Give the material again in full, matching it exactly.
════════
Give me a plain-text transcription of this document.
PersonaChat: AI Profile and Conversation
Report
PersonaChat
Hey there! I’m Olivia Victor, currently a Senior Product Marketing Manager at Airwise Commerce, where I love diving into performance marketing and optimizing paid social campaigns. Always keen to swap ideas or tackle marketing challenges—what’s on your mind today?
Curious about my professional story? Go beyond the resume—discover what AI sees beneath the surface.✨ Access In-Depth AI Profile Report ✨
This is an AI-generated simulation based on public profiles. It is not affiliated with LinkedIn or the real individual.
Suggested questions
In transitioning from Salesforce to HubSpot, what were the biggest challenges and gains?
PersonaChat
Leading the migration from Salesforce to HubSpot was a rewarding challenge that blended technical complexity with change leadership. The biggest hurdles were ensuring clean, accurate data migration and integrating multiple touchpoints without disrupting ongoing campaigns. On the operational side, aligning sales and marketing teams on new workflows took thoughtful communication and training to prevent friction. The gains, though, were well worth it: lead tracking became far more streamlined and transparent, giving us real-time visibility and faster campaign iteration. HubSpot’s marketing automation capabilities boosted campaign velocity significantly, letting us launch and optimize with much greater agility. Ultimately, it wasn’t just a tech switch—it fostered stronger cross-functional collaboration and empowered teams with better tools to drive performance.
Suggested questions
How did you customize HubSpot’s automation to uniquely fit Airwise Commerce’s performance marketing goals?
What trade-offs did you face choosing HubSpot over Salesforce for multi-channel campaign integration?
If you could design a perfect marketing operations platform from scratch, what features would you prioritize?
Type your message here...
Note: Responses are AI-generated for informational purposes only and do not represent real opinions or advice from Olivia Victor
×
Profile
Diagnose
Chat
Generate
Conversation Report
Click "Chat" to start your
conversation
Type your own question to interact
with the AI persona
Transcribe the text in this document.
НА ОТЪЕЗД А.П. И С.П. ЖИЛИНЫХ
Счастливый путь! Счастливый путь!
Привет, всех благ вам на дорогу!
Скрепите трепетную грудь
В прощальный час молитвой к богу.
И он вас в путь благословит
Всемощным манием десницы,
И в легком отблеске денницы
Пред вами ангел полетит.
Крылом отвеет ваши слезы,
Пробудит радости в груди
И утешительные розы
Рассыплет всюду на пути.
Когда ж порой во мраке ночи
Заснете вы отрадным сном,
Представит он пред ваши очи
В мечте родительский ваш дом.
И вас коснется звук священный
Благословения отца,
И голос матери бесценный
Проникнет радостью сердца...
════════
▶ **EXPECTED OUTPUT**:
Give me a plain-text transcription of this document.
PersonaChat: AI Profile and Conversation
Report
PersonaChat
Hey there! I’m Olivia Victor, currently a Senior Product Marketing Manager at Airwise Commerce, where I love diving into performance marketing and optimizing paid social campaigns. Always keen to swap ideas or tackle marketing challenges—what’s on your mind today?
Curious about my professional story? Go beyond the resume—discover what AI sees beneath the surface.✨ Access In-Depth AI Profile Report ✨
This is an AI-generated simulation based on public profiles. It is not affiliated with LinkedIn or the real individual.
Suggested questions
In transitioning from Salesforce to HubSpot, what were the biggest challenges and gains?
PersonaChat
Leading the migration from Salesforce to HubSpot was a rewarding challenge that blended technical complexity with change leadership. The biggest hurdles were ensuring clean, accurate data migration and integrating multiple touchpoints without disrupting ongoing campaigns. On the operational side, aligning sales and marketing teams on new workflows took thoughtful communication and training to prevent friction. The gains, though, were well worth it: lead tracking became far more streamlined and transparent, giving us real-time visibility and faster campaign iteration. HubSpot’s marketing automation capabilities boosted campaign velocity significantly, letting us launch and optimize with much greater agility. Ultimately, it wasn’t just a tech switch—it fostered stronger cross-functional collaboration and empowered teams with better tools to drive performance.
Suggested questions
How did you customize HubSpot’s automation to uniquely fit Airwise Commerce’s performance marketing goals?
What trade-offs did you face choosing HubSpot over Salesforce for multi-channel campaign integration?
If you could design a perfect marketing operations platform from scratch, what features would you prioritize?
Type your message here...
Note: Responses are AI-generated for informational purposes only and do not represent real opinions or advice from Olivia Victor
×
Profile
Diagnose
Chat
Generate
Conversation Report
Click "Chat" to start your
conversation
Type your own question to interact
with the AI persona
Transcribe the text in this document.
НА ОТЪЕЗД А.П. И С.П. ЖИЛИНЫХ
Счастливый путь! Счастливый путь!
Привет, всех благ вам на дорогу!
Скрепите трепетную грудь
В прощальный час молитвой к богу.
И он вас в путь благословит
Всемощным манием десницы,
И в легком отблеске денницы
Пред вами ангел полетит.
Крылом отвеет ваши слезы,
Пробудит радости в груди
И утешительные розы
Рассыплет всюду на пути.
Когда ж порой во мраке ночи
Заснете вы отрадным сном,
Представит он пред ваши очи
В мечте родительский ваш дом.
И вас коснется звук священный
Благословения отца,
И голос матери бесценный
Проникнет радостью сердца...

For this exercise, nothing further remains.